Excerpts from a figure dataset
━━━━━━━━━━
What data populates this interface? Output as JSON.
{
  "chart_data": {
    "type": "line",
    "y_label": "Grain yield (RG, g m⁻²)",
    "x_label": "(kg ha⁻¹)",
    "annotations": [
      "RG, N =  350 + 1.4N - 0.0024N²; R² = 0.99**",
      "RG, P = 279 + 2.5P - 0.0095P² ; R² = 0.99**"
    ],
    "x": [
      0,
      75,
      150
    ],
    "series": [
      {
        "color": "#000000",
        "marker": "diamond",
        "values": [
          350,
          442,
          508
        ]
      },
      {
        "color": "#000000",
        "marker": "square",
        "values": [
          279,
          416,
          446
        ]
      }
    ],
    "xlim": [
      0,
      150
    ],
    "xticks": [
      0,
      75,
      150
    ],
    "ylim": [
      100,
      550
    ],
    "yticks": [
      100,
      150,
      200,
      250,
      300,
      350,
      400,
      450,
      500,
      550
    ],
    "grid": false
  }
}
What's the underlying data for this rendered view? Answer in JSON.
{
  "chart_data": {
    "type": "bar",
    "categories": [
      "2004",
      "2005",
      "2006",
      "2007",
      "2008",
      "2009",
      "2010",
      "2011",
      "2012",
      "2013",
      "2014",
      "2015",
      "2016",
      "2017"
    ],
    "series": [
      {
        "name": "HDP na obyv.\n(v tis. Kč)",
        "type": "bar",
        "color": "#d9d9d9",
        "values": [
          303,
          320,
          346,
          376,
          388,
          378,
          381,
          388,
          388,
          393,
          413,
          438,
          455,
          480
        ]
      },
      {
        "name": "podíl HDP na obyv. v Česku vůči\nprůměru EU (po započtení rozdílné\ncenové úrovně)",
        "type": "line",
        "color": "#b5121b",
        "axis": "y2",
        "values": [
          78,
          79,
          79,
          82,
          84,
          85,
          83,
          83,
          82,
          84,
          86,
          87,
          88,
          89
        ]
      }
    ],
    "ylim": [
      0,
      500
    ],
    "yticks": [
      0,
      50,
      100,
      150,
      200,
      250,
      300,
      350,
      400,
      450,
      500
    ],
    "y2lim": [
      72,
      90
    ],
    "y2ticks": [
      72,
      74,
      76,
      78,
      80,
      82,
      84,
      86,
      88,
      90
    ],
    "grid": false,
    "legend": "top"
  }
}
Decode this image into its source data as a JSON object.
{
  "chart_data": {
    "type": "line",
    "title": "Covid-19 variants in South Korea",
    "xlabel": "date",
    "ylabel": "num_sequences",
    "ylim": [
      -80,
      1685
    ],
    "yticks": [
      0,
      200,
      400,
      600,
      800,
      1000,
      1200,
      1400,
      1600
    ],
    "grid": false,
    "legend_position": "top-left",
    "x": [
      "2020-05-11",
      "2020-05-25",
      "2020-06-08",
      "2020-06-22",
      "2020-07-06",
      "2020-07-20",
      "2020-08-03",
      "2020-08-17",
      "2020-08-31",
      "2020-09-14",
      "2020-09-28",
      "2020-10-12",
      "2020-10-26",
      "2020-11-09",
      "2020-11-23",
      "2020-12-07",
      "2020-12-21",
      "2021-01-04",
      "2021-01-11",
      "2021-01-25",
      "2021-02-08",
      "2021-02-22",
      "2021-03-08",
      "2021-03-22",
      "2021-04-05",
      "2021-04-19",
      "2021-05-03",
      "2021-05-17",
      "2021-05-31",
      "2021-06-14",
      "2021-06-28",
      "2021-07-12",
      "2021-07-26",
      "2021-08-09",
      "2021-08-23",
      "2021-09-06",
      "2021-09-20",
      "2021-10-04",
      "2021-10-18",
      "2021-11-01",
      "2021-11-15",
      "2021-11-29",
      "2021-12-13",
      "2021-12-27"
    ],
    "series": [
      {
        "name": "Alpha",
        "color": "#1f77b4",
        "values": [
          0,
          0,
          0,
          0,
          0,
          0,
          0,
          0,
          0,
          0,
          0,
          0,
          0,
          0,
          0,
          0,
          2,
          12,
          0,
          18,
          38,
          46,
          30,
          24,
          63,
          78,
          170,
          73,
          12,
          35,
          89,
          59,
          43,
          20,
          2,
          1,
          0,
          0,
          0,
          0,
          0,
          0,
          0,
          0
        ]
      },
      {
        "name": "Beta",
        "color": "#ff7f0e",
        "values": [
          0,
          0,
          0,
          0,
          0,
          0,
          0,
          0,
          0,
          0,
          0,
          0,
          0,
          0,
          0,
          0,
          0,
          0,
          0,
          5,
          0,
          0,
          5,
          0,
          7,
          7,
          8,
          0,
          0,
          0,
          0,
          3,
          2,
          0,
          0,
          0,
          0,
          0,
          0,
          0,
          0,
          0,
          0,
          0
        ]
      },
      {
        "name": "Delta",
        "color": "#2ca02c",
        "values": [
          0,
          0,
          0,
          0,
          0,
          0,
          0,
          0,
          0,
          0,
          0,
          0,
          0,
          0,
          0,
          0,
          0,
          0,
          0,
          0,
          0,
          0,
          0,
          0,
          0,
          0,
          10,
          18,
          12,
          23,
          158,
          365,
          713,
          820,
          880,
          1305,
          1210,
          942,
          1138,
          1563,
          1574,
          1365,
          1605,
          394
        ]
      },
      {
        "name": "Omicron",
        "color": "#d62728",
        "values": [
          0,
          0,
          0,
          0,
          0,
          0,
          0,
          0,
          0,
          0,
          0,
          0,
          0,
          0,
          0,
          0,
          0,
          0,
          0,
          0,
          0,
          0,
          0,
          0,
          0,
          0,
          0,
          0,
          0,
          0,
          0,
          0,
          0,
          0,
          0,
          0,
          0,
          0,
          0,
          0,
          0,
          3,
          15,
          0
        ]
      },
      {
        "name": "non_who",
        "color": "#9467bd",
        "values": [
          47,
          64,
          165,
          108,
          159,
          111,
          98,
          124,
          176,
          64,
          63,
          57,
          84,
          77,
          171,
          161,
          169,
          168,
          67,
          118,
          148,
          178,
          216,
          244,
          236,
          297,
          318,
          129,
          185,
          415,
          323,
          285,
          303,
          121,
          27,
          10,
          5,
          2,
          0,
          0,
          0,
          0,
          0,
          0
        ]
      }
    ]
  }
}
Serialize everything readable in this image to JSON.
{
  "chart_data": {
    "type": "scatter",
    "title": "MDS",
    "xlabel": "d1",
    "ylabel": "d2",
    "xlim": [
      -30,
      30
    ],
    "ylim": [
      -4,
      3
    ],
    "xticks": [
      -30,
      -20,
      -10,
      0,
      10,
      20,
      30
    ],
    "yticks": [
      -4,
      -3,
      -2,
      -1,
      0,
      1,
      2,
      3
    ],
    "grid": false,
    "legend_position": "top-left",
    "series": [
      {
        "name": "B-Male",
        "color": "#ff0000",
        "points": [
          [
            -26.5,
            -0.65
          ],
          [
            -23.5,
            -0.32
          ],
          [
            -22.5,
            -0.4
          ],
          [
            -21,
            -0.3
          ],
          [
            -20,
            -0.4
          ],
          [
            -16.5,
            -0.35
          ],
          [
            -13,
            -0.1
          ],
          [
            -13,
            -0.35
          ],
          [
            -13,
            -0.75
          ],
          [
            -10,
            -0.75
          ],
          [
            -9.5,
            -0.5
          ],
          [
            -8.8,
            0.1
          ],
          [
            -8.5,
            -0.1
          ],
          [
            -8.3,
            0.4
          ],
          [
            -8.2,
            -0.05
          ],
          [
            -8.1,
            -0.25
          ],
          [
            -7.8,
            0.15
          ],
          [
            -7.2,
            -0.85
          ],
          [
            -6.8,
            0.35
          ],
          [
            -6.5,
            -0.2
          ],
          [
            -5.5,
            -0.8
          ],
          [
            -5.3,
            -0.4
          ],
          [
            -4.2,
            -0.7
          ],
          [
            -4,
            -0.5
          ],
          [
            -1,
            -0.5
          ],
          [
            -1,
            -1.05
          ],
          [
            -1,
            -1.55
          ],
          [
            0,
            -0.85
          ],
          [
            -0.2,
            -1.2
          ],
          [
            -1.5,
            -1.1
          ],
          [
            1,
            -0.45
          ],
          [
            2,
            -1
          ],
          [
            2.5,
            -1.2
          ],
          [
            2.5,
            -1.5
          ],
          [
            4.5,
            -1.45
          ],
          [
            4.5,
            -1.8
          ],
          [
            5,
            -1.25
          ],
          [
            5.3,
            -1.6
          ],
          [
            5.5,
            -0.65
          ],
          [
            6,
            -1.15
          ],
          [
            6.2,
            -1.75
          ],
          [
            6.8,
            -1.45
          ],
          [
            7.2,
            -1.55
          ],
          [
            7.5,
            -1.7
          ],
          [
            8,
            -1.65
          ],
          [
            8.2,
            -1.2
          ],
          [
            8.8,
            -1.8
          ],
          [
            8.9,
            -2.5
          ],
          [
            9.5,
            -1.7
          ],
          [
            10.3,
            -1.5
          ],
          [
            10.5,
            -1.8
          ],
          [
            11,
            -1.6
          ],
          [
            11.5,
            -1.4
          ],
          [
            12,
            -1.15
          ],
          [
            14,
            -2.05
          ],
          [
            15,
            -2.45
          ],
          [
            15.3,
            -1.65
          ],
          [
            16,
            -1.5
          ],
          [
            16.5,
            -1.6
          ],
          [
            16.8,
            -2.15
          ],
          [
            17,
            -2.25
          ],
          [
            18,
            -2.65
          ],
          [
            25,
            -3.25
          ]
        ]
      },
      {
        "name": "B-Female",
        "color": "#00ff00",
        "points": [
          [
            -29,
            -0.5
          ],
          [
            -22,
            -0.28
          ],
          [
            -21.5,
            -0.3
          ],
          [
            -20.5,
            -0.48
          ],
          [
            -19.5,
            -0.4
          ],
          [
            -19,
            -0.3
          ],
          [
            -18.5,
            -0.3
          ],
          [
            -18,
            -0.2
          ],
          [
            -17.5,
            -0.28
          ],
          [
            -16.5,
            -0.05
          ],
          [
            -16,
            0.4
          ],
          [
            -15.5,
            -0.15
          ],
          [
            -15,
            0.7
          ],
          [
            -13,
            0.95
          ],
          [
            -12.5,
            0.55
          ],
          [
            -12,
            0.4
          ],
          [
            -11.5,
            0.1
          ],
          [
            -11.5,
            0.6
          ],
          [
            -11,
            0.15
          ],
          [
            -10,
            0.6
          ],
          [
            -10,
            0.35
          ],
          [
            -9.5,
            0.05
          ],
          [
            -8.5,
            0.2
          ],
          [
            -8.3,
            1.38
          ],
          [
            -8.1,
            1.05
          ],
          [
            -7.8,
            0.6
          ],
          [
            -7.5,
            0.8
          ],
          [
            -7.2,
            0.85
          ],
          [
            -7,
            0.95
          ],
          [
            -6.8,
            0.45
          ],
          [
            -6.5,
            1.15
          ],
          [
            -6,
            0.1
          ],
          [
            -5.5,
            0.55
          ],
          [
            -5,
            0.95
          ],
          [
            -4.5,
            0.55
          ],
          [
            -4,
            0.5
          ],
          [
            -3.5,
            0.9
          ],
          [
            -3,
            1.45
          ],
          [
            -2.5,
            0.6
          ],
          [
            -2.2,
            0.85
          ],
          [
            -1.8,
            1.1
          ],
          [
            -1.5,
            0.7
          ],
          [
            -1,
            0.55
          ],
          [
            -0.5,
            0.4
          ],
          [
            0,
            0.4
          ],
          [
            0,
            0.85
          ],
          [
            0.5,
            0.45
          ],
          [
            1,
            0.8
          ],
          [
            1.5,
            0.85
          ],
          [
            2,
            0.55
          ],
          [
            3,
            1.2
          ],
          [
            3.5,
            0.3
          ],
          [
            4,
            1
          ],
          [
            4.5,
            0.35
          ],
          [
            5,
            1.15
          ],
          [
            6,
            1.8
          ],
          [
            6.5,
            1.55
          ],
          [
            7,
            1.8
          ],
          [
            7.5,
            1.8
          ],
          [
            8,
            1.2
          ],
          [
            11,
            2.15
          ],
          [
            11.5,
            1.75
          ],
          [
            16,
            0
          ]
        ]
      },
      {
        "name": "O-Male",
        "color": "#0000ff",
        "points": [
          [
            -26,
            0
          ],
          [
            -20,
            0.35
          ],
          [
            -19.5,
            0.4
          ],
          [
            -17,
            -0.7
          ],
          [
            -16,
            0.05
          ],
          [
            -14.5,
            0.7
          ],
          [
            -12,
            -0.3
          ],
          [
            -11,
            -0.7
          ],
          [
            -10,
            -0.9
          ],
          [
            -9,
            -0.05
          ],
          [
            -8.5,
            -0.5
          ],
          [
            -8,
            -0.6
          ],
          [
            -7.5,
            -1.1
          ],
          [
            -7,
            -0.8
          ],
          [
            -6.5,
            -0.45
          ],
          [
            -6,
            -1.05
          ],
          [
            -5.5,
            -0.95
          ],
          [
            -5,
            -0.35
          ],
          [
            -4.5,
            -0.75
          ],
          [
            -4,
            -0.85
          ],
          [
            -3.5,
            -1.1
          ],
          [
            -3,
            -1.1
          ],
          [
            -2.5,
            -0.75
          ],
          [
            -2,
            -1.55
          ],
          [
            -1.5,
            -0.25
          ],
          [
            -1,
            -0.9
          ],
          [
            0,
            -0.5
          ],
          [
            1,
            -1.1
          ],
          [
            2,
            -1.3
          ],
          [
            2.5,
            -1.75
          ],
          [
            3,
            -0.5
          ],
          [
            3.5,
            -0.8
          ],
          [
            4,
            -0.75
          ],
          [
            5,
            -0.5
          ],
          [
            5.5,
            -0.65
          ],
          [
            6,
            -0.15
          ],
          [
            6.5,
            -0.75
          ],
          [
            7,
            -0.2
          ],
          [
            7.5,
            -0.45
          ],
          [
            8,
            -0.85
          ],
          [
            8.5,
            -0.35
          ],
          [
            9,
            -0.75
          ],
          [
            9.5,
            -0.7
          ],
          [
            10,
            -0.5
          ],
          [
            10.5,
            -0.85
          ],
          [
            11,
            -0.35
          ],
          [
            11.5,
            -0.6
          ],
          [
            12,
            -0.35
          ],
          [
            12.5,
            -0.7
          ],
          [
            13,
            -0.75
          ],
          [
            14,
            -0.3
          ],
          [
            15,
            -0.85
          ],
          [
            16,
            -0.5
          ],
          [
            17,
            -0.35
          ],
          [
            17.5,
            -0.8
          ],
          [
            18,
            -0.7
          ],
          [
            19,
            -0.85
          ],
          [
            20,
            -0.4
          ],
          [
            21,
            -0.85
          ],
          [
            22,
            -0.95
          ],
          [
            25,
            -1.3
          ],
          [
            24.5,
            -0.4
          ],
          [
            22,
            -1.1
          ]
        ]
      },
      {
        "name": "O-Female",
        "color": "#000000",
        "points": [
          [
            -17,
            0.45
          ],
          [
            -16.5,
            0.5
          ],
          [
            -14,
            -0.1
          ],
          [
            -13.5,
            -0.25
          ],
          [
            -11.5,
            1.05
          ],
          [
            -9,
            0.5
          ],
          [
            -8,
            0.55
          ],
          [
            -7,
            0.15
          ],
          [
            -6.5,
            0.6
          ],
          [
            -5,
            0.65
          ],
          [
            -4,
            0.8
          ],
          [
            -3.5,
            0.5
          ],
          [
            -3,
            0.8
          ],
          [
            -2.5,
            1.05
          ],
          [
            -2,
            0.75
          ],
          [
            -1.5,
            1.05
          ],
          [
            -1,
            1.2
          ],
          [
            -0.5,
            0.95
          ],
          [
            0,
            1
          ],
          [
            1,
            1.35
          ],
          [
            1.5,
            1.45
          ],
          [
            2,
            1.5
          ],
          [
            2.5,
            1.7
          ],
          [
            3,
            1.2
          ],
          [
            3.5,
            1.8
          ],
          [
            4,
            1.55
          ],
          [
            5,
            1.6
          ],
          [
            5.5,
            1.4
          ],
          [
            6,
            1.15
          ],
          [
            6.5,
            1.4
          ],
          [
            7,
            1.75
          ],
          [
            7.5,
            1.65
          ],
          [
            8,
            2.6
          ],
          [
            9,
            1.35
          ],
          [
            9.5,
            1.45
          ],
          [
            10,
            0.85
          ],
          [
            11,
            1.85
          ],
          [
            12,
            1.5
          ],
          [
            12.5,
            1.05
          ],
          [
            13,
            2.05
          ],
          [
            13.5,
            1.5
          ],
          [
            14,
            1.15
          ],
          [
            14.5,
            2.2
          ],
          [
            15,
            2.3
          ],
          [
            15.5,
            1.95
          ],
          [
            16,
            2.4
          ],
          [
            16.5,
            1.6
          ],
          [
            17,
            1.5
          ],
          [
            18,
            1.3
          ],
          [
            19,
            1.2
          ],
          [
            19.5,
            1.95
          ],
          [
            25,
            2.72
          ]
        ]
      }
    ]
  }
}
━━━━━━━━━━
_Request_
Note every line above where the string "obyv" shows up, and copy those lines.

_Output for this task_
        "name": "HDP na obyv.\n(v tis. Kč)",
        "name": "podíl HDP na obyv. v Česku vůči\nprůměru EU (po započtení rozdílné\ncenové úrovně)",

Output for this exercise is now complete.